--- START The data ---

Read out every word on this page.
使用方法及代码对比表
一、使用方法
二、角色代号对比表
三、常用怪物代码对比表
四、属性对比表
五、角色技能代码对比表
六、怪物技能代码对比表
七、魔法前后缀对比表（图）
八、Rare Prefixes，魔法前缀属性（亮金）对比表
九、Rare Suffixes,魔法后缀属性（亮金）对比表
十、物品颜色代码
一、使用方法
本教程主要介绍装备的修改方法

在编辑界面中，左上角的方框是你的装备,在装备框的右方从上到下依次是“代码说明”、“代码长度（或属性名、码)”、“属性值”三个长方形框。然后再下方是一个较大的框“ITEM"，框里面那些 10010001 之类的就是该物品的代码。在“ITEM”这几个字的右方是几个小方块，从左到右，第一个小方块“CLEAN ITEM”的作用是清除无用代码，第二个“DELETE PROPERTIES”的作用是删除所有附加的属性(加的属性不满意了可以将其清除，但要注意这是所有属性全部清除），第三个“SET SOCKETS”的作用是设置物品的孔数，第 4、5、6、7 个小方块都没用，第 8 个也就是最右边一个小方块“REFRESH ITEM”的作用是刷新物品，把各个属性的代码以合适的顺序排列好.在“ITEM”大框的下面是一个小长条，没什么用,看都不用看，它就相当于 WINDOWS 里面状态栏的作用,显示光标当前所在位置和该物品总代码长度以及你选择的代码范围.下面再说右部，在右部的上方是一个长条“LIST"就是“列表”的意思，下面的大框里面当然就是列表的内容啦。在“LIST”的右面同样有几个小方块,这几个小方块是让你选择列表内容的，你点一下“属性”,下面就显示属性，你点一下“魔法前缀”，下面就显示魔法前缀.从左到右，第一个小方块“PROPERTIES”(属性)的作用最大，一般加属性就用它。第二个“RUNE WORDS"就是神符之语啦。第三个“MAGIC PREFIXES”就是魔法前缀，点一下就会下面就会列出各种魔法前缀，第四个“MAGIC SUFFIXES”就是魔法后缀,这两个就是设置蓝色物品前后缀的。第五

--- END The data ---

(Objective)
Extract the full set of entries word for word.

(Worked answer)
Read out every word on this page.
使用方法及代码对比表
一、使用方法
二、角色代号对比表
三、常用怪物代码对比表
四、属性对比表
五、角色技能代码对比表
六、怪物技能代码对比表
七、魔法前后缀对比表（图）
八、Rare Prefixes，魔法前缀属性（亮金）对比表
九、Rare Suffixes,魔法后缀属性（亮金）对比表
十、物品颜色代码
一、使用方法
本教程主要介绍装备的修改方法

在编辑界面中，左上角的方框是你的装备,在装备框的右方从上到下依次是“代码说明”、“代码长度（或属性名、码)”、“属性值”三个长方形框。然后再下方是一个较大的框“ITEM"，框里面那些 10010001 之类的就是该物品的代码。在“ITEM”这几个字的右方是几个小方块，从左到右，第一个小方块“CLEAN ITEM”的作用是清除无用代码，第二个“DELETE PROPERTIES”的作用是删除所有附加的属性(加的属性不满意了可以将其清除，但要注意这是所有属性全部清除），第三个“SET SOCKETS”的作用是设置物品的孔数，第 4、5、6、7 个小方块都没用，第 8 个也就是最右边一个小方块“REFRESH ITEM”的作用是刷新物品，把各个属性的代码以合适的顺序排列好.在“ITEM”大框的下面是一个小长条，没什么用,看都不用看，它就相当于 WINDOWS 里面状态栏的作用,显示光标当前所在位置和该物品总代码长度以及你选择的代码范围.下面再说右部，在右部的上方是一个长条“LIST"就是“列表”的意思，下面的大框里面当然就是列表的内容啦。在“LIST”的右面同样有几个小方块,这几个小方块是让你选择列表内容的，你点一下“属性”,下面就显示属性，你点一下“魔法前缀”，下面就显示魔法前缀.从左到右，第一个小方块“PROPERTIES”(属性)的作用最大，一般加属性就用它。第二个“RUNE WORDS"就是神符之语啦。第三个“MAGIC PREFIXES”就是魔法前缀，点一下就会下面就会列出各种魔法前缀，第四个“MAGIC SUFFIXES”就是魔法后缀,这两个就是设置蓝色物品前后缀的。第五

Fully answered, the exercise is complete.